_Your goal_
Find the lines that contain the word "Releases" and copy each one.

_Working data_
########
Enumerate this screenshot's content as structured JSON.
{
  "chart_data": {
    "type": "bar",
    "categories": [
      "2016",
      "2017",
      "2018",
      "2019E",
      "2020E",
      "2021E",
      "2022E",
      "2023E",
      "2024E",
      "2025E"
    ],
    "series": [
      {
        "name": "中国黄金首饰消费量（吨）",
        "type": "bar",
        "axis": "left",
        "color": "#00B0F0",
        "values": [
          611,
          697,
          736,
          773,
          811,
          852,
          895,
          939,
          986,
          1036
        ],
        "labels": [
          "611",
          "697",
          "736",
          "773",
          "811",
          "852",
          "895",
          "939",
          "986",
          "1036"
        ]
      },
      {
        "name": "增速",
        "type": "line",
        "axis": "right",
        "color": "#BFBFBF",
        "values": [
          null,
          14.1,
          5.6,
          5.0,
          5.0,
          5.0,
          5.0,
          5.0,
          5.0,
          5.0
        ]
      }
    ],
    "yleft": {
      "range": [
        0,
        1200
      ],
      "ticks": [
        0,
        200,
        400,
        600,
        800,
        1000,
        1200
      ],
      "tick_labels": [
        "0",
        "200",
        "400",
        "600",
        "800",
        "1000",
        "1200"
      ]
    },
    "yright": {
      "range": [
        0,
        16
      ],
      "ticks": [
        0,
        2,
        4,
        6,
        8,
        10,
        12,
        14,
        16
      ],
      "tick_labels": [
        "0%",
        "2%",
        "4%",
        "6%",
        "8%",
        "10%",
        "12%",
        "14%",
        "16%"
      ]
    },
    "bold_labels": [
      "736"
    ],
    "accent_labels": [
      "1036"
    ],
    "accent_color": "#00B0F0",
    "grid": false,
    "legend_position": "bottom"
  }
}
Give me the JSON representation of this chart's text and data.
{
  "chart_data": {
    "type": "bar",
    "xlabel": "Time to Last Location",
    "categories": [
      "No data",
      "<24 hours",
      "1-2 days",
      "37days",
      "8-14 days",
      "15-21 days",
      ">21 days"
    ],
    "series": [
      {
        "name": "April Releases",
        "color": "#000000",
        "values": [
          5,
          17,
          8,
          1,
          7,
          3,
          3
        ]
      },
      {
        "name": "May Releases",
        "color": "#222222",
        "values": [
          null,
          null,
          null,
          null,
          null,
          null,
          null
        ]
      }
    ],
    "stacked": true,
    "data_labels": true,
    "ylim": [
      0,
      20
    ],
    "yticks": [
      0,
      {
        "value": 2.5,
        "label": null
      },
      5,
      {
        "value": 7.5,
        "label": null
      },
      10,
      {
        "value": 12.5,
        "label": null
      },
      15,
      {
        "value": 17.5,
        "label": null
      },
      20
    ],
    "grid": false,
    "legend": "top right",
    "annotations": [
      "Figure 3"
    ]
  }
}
########
_The result_
        "name": "April Releases",
        "name": "May Releases",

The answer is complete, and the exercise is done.